Do this
Find the lines with "Dollar" in them and copy them out.

Material for this task
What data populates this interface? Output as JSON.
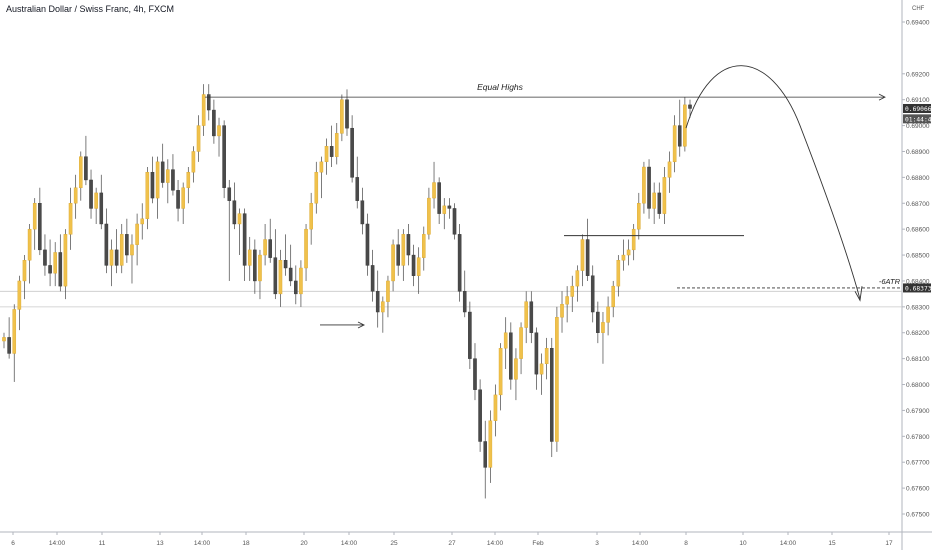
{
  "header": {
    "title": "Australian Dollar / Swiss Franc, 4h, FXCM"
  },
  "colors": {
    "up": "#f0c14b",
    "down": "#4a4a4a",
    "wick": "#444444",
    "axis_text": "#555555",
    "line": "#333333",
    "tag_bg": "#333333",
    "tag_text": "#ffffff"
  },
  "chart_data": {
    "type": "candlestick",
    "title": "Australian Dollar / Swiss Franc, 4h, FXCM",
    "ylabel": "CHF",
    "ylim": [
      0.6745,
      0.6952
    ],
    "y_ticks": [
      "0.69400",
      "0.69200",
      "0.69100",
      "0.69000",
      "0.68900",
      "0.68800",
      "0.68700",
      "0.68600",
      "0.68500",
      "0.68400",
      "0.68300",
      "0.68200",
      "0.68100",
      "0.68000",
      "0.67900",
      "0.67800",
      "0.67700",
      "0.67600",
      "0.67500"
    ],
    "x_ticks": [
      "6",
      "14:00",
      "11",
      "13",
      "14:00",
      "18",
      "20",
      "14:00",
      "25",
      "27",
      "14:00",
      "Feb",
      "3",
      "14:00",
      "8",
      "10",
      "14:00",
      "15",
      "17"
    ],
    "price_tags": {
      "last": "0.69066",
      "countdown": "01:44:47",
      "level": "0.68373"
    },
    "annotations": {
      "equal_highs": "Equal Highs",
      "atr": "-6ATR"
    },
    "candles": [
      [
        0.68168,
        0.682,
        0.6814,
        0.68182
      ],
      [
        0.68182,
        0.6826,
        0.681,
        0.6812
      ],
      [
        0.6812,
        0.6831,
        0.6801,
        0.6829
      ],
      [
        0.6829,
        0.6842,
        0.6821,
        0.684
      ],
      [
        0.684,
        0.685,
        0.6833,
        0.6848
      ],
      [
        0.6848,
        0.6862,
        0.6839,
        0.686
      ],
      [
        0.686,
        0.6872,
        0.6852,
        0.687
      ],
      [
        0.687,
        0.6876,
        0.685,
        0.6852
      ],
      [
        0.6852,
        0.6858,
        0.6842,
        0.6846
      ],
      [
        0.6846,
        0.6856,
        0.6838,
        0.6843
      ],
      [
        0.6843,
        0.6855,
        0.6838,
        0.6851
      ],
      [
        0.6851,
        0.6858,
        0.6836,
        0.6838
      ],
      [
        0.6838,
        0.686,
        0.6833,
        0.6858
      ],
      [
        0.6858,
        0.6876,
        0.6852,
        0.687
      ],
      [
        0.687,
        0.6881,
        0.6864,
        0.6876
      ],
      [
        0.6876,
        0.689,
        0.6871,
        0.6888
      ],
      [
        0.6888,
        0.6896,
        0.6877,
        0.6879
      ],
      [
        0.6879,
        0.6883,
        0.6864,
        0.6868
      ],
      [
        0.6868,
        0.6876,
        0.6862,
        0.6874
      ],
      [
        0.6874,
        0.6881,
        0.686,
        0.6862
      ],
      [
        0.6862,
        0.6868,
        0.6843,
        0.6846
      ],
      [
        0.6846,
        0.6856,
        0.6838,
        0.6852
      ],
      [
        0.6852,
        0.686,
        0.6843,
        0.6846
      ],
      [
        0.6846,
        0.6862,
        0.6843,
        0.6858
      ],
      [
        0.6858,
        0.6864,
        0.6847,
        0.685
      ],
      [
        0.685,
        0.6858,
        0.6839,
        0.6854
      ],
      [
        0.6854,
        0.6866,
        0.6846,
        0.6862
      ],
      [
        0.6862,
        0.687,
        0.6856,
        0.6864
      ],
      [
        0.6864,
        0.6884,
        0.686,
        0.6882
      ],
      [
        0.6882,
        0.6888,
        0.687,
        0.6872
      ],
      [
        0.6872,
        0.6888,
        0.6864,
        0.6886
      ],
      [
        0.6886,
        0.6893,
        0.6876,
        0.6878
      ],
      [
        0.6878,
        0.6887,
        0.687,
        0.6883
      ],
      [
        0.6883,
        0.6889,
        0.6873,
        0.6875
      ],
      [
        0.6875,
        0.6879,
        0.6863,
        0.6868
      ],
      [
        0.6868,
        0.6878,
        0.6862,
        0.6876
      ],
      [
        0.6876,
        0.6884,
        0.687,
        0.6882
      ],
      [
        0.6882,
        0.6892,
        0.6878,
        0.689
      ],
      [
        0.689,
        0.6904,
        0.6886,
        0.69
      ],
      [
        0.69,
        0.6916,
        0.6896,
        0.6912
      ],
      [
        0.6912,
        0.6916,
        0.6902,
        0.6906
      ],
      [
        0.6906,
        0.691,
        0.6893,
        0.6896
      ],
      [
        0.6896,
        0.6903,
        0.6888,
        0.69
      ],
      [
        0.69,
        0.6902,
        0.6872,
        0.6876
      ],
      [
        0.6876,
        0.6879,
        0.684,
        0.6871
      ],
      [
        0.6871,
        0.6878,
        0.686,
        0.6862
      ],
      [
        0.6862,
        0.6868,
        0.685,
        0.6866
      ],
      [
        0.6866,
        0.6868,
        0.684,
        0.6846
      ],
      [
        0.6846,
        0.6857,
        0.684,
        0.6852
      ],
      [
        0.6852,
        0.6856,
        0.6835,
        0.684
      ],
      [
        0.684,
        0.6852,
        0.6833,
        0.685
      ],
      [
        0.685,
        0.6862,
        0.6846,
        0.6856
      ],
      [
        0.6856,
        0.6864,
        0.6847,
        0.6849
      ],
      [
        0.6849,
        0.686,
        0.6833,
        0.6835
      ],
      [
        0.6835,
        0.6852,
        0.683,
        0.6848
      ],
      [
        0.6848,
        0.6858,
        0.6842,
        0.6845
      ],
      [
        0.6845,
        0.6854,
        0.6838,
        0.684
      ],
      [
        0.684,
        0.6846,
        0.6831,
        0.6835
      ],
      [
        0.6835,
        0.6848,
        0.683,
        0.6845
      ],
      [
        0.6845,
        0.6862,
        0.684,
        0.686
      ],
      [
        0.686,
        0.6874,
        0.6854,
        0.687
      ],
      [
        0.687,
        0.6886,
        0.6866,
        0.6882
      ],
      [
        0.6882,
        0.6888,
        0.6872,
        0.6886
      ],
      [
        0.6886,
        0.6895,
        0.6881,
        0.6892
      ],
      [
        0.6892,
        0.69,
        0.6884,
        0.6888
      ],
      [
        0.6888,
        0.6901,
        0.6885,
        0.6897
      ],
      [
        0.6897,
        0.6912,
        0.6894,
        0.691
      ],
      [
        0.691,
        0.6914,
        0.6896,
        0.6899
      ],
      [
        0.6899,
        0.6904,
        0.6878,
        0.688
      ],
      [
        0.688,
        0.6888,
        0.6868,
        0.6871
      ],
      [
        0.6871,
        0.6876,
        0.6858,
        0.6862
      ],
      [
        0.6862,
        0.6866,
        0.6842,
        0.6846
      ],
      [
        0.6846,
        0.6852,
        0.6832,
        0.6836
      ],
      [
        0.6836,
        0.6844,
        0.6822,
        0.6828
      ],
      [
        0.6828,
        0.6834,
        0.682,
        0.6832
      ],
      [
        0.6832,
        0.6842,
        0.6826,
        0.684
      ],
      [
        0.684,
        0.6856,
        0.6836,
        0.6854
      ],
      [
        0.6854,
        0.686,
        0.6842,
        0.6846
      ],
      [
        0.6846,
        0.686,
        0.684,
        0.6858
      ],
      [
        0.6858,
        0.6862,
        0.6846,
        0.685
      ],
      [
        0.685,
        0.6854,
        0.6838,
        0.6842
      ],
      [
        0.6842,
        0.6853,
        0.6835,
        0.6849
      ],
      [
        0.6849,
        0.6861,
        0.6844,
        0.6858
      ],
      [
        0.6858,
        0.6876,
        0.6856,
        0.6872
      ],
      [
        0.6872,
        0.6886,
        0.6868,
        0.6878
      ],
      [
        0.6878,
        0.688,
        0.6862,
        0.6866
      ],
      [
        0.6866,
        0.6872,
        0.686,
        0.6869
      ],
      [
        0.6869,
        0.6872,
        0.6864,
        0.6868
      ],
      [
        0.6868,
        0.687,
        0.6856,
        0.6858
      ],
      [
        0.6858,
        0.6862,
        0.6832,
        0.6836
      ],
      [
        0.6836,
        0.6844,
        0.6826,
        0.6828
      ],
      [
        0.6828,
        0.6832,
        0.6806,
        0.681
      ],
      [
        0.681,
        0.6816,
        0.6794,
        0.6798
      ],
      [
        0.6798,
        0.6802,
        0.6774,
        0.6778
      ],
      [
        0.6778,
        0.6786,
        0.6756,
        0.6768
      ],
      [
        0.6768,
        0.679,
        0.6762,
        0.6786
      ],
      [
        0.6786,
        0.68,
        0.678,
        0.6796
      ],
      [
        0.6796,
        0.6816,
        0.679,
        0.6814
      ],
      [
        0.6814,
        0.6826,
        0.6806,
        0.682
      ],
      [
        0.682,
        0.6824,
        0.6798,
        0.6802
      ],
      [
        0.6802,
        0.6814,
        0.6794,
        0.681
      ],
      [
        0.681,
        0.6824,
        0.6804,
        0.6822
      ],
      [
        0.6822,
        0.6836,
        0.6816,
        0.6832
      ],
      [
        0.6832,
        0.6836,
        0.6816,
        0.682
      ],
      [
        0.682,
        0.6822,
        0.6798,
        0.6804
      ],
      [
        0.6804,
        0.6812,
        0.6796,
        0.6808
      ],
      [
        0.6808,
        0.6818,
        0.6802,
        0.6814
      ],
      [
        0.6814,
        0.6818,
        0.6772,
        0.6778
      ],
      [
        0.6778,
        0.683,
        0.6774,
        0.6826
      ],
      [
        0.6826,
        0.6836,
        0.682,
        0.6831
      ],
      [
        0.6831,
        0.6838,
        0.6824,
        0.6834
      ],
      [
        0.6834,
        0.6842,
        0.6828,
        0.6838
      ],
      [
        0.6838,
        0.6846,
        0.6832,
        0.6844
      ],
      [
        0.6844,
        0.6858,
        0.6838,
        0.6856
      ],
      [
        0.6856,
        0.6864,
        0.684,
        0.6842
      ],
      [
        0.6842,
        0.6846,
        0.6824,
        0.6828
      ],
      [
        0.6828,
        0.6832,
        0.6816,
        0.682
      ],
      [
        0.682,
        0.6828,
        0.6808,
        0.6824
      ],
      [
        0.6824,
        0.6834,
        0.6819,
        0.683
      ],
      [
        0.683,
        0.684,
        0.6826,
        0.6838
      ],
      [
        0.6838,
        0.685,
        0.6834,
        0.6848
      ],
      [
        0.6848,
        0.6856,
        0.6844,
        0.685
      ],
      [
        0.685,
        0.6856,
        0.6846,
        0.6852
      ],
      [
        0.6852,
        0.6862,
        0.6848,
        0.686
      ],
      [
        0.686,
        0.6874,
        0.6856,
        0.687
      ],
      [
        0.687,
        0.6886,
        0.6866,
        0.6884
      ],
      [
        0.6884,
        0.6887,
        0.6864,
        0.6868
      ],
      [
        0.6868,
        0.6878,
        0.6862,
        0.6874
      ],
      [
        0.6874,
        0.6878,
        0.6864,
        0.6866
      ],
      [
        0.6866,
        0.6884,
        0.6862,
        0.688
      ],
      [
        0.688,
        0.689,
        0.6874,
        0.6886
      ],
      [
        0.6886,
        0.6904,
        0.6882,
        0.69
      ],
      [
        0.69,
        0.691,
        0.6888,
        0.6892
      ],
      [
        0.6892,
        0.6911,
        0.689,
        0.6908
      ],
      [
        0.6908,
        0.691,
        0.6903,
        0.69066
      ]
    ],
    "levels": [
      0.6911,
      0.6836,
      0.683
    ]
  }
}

Solved problem
    "title": "Australian Dollar / Swiss Franc, 4h, FXCM"
    "title": "Australian Dollar / Swiss Franc, 4h, FXCM",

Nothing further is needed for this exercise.